** start Data supplied **

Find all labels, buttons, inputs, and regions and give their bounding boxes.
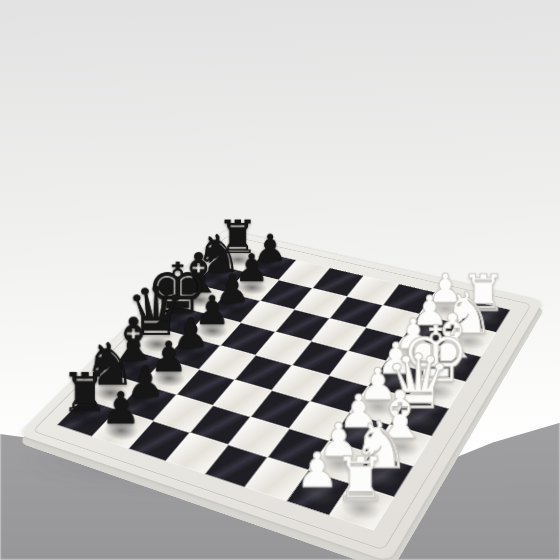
chessboard: ♜♟♟♜♞♟♟♞♝♟♟♝♚♟♟♚♛♟♟♛♝♟♟♝♞♟♟♞♜♟♟♜: [19, 230, 543, 560]
product-photo: ♜♟♟♜♞♟♟♞♝♟♟♝♚♟♟♚♛♟♟♛♝♟♟♝♞♟♟♞♜♟♟♜: [0, 0, 560, 560]
scene: ♜♟♟♜♞♟♟♞♝♟♟♝♚♟♟♚♛♟♟♛♝♟♟♝♞♟♟♞♜♟♟♜: [0, 0, 560, 560]
perspective-camera: ♜♟♟♜♞♟♟♞♝♟♟♝♚♟♟♚♛♟♟♛♝♟♟♝♞♟♟♞♜♟♟♜: [0, 0, 560, 560]
black-pawn: ♟: [101, 387, 141, 431]
chessboard-squares: ♜♟♟♜♞♟♟♞♝♟♟♝♚♟♟♚♛♟♟♛♝♟♟♝♞♟♟♞♜♟♟♜: [57, 245, 511, 530]
white-rook: ♜: [333, 449, 387, 510]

** end Data supplied **

Rewrite all the entries above, changing "perspective-camera" to "camera" and leaving everything else the same. Leave the pictures out.

**Written solution**
Find all labels, buttons, inputs, and regions and give their bounding boxes.
chessboard: ♜♟♟♜♞♟♟♞♝♟♟♝♚♟♟♚♛♟♟♛♝♟♟♝♞♟♟♞♜♟♟♜: [19, 230, 543, 560]
product-photo: ♜♟♟♜♞♟♟♞♝♟♟♝♚♟♟♚♛♟♟♛♝♟♟♝♞♟♟♞♜♟♟♜: [0, 0, 560, 560]
scene: ♜♟♟♜♞♟♟♞♝♟♟♝♚♟♟♚♛♟♟♛♝♟♟♝♞♟♟♞♜♟♟♜: [0, 0, 560, 560]
camera: ♜♟♟♜♞♟♟♞♝♟♟♝♚♟♟♚♛♟♟♛♝♟♟♝♞♟♟♞♜♟♟♜: [0, 0, 560, 560]
black-pawn: ♟: [101, 387, 141, 431]
chessboard-squares: ♜♟♟♜♞♟♟♞♝♟♟♝♚♟♟♚♛♟♟♛♝♟♟♝♞♟♟♞♜♟♟♜: [57, 245, 511, 530]
white-rook: ♜: [333, 449, 387, 510]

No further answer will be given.